A run of records
• • • •
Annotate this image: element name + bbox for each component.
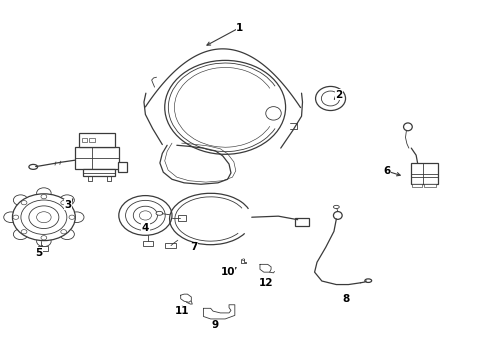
Bar [411,184,421,187]
Ellipse shape [37,236,51,247]
Ellipse shape [37,188,51,198]
Ellipse shape [242,259,244,261]
Ellipse shape [13,195,28,206]
Bar [82,168,115,176]
Text: 9: 9 [211,320,219,330]
Bar [143,240,153,246]
Text: 4: 4 [142,223,149,233]
Ellipse shape [21,230,27,234]
Ellipse shape [164,60,285,154]
Text: 10: 10 [220,267,234,277]
Ellipse shape [61,201,66,205]
Ellipse shape [333,212,342,219]
Text: 5: 5 [35,248,42,258]
Ellipse shape [61,230,66,234]
Ellipse shape [41,236,47,240]
Text: 7: 7 [190,242,197,252]
Ellipse shape [4,212,18,222]
Ellipse shape [364,279,371,283]
Text: 12: 12 [259,278,273,288]
Ellipse shape [13,215,19,219]
Text: 1: 1 [236,23,243,33]
Bar [38,246,48,251]
Bar [178,215,185,221]
Ellipse shape [29,165,38,169]
Ellipse shape [156,211,163,215]
Ellipse shape [41,194,47,199]
Text: 8: 8 [342,294,349,304]
Ellipse shape [119,195,172,235]
Ellipse shape [133,206,157,225]
Bar [89,138,95,143]
Text: 3: 3 [64,200,72,210]
Bar [79,133,115,147]
Bar [410,163,437,184]
Ellipse shape [139,211,151,220]
Bar [81,138,87,143]
Bar [165,243,176,248]
Ellipse shape [29,206,59,229]
Text: 2: 2 [334,90,342,100]
Ellipse shape [69,212,84,222]
Ellipse shape [60,195,74,206]
Ellipse shape [265,107,281,120]
Bar [295,218,308,226]
Ellipse shape [21,201,27,205]
Text: 11: 11 [174,306,188,316]
Ellipse shape [125,201,165,230]
Ellipse shape [13,229,28,239]
Ellipse shape [333,205,339,208]
Bar [75,147,119,169]
Ellipse shape [315,86,345,111]
Ellipse shape [69,215,75,219]
Ellipse shape [60,229,74,239]
Bar [424,184,435,187]
Ellipse shape [37,212,51,223]
Ellipse shape [403,123,411,131]
Text: 6: 6 [383,166,390,176]
Bar [118,162,126,172]
Ellipse shape [321,91,339,106]
Ellipse shape [12,194,75,240]
Ellipse shape [21,200,67,234]
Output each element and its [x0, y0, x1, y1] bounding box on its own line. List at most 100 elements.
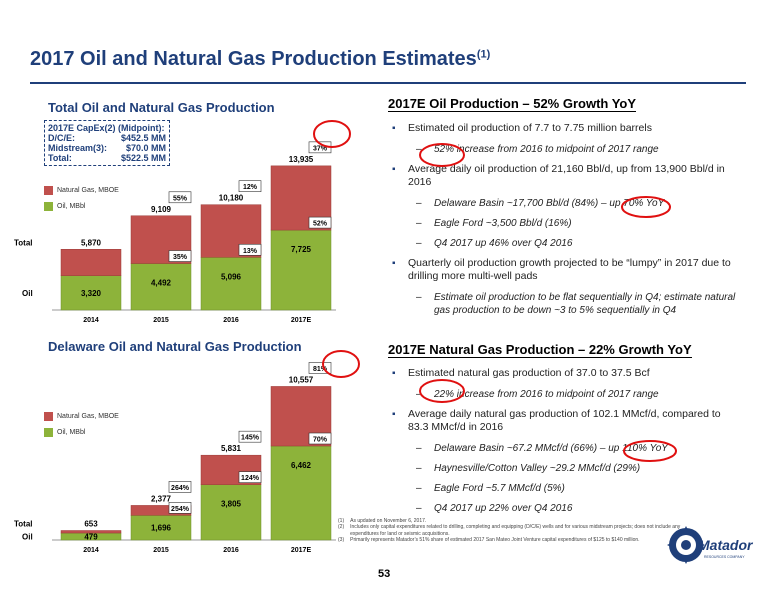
capex-row: D/C/E: $452.5 MM	[48, 133, 166, 143]
legend-item-gas: Natural Gas, MBOE	[44, 412, 119, 421]
legend-label-oil: Oil, MBbl	[57, 203, 86, 210]
oil-bar	[270, 445, 332, 541]
total-growth-label: 55%	[173, 195, 188, 202]
oil-growth-label: 124%	[241, 475, 260, 482]
gas-sub-bullet: Delaware Basin ~67.2 MMcf/d (66%) – up 1…	[390, 442, 742, 455]
oil-sub-bullet: Delaware Basin ~17,700 Bbl/d (84%) – up …	[390, 197, 742, 210]
oil-growth-label: 52%	[313, 221, 328, 228]
matador-logo-mark: Matador RESOURCES COMPANY	[667, 526, 754, 564]
oil-growth-callout	[238, 243, 262, 256]
x-tick-label: 2017E	[291, 317, 312, 324]
legend-swatch-oil	[44, 202, 53, 211]
oil-sub-bullet: 52% increase from 2016 to midpoint of 20…	[390, 143, 742, 156]
total-value-label: 9,109	[151, 205, 172, 214]
capex-value: $452.5 MM	[120, 133, 166, 143]
capex-label: Total:	[48, 153, 72, 163]
gas-bar	[60, 249, 122, 276]
total-growth-callout	[168, 191, 192, 204]
legend-swatch-gas	[44, 412, 53, 421]
total-growth-label: 145%	[241, 435, 260, 442]
total-growth-callout	[238, 180, 262, 192]
total-growth-label: 12%	[243, 184, 258, 191]
footnotes: (1) As updated on November 6, 2017. (2) In…	[338, 518, 698, 543]
oil-bar	[60, 275, 122, 311]
oil-bullet: Quarterly oil production growth projecte…	[390, 257, 742, 283]
total-value-label: 653	[84, 520, 98, 529]
oil-value-label: 4,492	[151, 279, 172, 288]
oil-growth-callout	[168, 502, 192, 514]
total-value-label: 13,935	[289, 155, 314, 164]
oil-value-label: 6,462	[291, 461, 312, 470]
delaware-production-chart: 653 479 2014 2,377 1,696 2015 264% 254% 5,831 3,8…	[14, 362, 336, 554]
logo-tagline: RESOURCES COMPANY	[704, 555, 745, 559]
gas-section-heading: 2017E Natural Gas Production – 22% Growt…	[388, 342, 692, 358]
oil-sub-bullet: Eagle Ford ~3,500 Bbl/d (16%)	[390, 217, 742, 230]
oil-value-label: 3,805	[221, 500, 242, 509]
legend-item-oil: Oil, MBbl	[44, 202, 119, 211]
capex-row: Total: $522.5 MM	[48, 153, 166, 163]
oil-growth-callout	[308, 432, 332, 445]
row-label-oil: Oil	[22, 289, 33, 298]
total-chart-title: Total Oil and Natural Gas Production	[48, 100, 275, 115]
delaware-chart-legend: Natural Gas, MBOE Oil, MBbl	[44, 412, 119, 444]
row-label-total: Total	[14, 520, 33, 529]
legend-swatch-gas	[44, 186, 53, 195]
oil-value-label: 1,696	[151, 524, 172, 533]
oil-bar	[200, 484, 262, 541]
delaware-chart-title: Delaware Oil and Natural Gas Production	[48, 339, 302, 354]
row-label-total: Total	[14, 238, 33, 247]
legend-item-oil: Oil, MBbl	[44, 428, 119, 437]
footnote-text: As updated on November 6, 2017.	[350, 518, 427, 524]
x-tick-label: 2014	[83, 547, 99, 554]
oil-bar	[270, 229, 332, 311]
total-growth-callout	[238, 430, 262, 443]
gas-bullets: Estimated natural gas production of 37.0…	[390, 367, 742, 522]
x-tick-label: 2015	[153, 317, 169, 324]
footnote-text: Primarily represents Matador’s 51% share…	[350, 536, 640, 543]
total-growth-label: 81%	[313, 366, 328, 373]
legend-swatch-oil	[44, 428, 53, 437]
title-rule	[30, 82, 746, 84]
oil-bullet: Estimated oil production of 7.7 to 7.75 …	[390, 122, 742, 135]
total-growth-label: 37%	[313, 145, 328, 152]
total-value-label: 10,557	[289, 375, 314, 384]
footnote-text: Includes only capital expenditures relat…	[350, 524, 681, 537]
capex-row: Midstream(3): $70.0 MM	[48, 143, 166, 153]
legend-item-gas: Natural Gas, MBOE	[44, 186, 119, 195]
oil-growth-callout	[238, 471, 262, 483]
gas-bullet: Estimated natural gas production of 37.0…	[390, 367, 742, 380]
capex-value: $522.5 MM	[120, 153, 166, 163]
gas-sub-bullet: Haynesville/Cotton Valley ~29.2 MMcf/d (…	[390, 462, 742, 475]
footnote-number: (2)	[338, 524, 345, 531]
legend-label-gas: Natural Gas, MBOE	[57, 187, 119, 194]
total-growth-callout	[168, 481, 192, 493]
gas-bar	[130, 215, 192, 264]
footnote: (1) As updated on November 6, 2017.	[338, 518, 698, 524]
oil-section-heading: 2017E Oil Production – 52% Growth YoY	[388, 96, 637, 112]
x-tick-label: 2014	[83, 317, 99, 324]
row-label-oil: Oil	[22, 533, 33, 542]
oil-bullets: Estimated oil production of 7.7 to 7.75 …	[390, 122, 742, 324]
x-tick-label: 2016	[223, 547, 239, 554]
matador-logo: Matador RESOURCES COMPANY	[664, 520, 758, 570]
total-production-chart: 5,870 3,320 2014 9,109 4,492 2015 55% 35% 10,180…	[14, 141, 336, 324]
gas-sub-bullet: Eagle Ford ~5.7 MMcf/d (5%)	[390, 482, 742, 495]
title-footnote-ref: (1)	[476, 48, 491, 61]
oil-growth-callout	[308, 216, 332, 229]
x-tick-label: 2017E	[291, 547, 312, 554]
capex-label: Midstream(3):	[48, 143, 108, 153]
oil-value-label: 3,320	[81, 289, 102, 298]
capex-box: 2017E CapEx(2) (Midpoint): D/C/E: $452.5 …	[44, 120, 170, 166]
total-value-label: 5,831	[221, 444, 242, 453]
oil-bar	[200, 257, 262, 311]
oil-sub-bullet: Estimate oil production to be flat seque…	[390, 291, 742, 317]
gas-sub-bullet: 22% increase from 2016 to midpoint of 20…	[390, 388, 742, 401]
legend-label-gas: Natural Gas, MBOE	[57, 413, 119, 420]
footnote-number: (1)	[338, 518, 345, 524]
total-value-label: 10,180	[219, 194, 244, 203]
gas-bar	[60, 530, 122, 534]
oil-value-label: 7,725	[291, 245, 312, 254]
capex-label: D/C/E:	[48, 133, 75, 143]
oil-value-label: 5,096	[221, 272, 242, 281]
footnote: (2) Includes only capital expenditures re…	[338, 524, 698, 537]
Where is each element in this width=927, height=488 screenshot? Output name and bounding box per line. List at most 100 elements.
• • • •
Render as a numbered list the lines starting with the line that contains "capex-row: D/C/E: $452.5" and going on through the line that contains "oil-sub-bullet: Delaware Basin", leaving out any blank lines.

#### [Task response]
1. capex-row: D/C/E: $452.5 MM	[48, 133, 166, 143]
2. legend-item-gas: Natural Gas, MBOE	[44, 412, 119, 421]
3. legend-label-oil: Oil, MBbl	[57, 203, 86, 210]
4. oil-bar	[270, 445, 332, 541]
5. total-growth-label: 55%	[173, 195, 188, 202]
6. oil-growth-label: 124%	[241, 475, 260, 482]
7. gas-sub-bullet: Delaware Basin ~67.2 MMcf/d (66%) – up 1…	[390, 442, 742, 455]
8. oil-sub-bullet: Delaware Basin ~17,700 Bbl/d (84%) – up …	[390, 197, 742, 210]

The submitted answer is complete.